▸ **Raw records**
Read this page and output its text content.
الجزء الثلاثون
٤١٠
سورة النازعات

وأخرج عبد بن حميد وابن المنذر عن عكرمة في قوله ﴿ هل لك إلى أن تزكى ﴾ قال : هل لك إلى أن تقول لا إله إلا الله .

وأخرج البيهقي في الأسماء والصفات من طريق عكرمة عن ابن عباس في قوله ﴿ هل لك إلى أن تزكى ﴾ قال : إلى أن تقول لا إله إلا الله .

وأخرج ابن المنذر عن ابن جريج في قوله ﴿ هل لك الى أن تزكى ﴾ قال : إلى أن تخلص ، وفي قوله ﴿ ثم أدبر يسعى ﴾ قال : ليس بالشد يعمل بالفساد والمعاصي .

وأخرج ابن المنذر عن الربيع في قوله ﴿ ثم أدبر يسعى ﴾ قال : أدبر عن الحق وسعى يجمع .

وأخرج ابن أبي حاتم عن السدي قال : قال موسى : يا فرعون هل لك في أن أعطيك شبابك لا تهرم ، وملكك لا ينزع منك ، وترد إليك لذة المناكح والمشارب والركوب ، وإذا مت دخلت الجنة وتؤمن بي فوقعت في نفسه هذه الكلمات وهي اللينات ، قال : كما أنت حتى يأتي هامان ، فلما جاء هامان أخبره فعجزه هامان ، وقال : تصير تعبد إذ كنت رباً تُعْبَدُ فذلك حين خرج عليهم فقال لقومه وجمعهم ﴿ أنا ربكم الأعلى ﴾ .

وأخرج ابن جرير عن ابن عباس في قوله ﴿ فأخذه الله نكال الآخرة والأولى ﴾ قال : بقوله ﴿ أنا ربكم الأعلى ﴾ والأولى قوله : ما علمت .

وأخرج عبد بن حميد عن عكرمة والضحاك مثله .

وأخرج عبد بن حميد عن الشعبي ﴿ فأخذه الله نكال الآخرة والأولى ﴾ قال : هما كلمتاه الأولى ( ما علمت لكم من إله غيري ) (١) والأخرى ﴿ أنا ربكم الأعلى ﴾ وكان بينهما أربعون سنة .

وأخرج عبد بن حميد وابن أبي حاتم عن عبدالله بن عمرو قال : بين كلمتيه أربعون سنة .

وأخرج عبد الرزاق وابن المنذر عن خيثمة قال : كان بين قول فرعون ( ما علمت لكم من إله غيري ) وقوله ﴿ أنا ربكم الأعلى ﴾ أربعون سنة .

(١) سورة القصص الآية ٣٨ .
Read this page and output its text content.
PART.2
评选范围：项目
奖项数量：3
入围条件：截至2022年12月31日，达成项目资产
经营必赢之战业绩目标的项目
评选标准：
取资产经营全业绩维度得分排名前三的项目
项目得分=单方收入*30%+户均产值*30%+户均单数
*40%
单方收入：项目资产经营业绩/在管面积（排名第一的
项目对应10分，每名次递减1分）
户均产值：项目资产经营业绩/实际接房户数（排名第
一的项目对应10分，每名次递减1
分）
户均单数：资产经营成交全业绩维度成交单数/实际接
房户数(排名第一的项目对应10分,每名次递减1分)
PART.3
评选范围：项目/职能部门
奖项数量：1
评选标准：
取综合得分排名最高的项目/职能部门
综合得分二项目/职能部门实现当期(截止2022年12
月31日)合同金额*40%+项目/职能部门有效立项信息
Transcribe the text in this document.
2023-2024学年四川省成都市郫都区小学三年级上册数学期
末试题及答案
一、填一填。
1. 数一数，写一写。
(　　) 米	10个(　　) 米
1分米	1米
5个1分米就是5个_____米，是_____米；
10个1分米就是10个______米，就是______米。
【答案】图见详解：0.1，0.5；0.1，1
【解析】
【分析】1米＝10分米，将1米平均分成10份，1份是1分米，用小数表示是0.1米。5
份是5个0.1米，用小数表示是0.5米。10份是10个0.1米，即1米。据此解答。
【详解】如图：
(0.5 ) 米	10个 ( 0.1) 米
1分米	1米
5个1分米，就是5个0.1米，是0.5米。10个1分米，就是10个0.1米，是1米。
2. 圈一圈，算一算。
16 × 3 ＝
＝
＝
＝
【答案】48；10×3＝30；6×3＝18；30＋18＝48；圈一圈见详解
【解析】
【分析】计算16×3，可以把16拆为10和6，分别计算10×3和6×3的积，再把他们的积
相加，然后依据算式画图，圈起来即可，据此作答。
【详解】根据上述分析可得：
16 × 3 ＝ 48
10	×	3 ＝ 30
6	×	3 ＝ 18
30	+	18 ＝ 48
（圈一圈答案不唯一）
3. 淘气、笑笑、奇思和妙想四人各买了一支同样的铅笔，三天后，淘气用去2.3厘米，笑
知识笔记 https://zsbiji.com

▸ **To do**
Your answer should be only the number of lines that hold the word "غيري".

▸ **The result**
2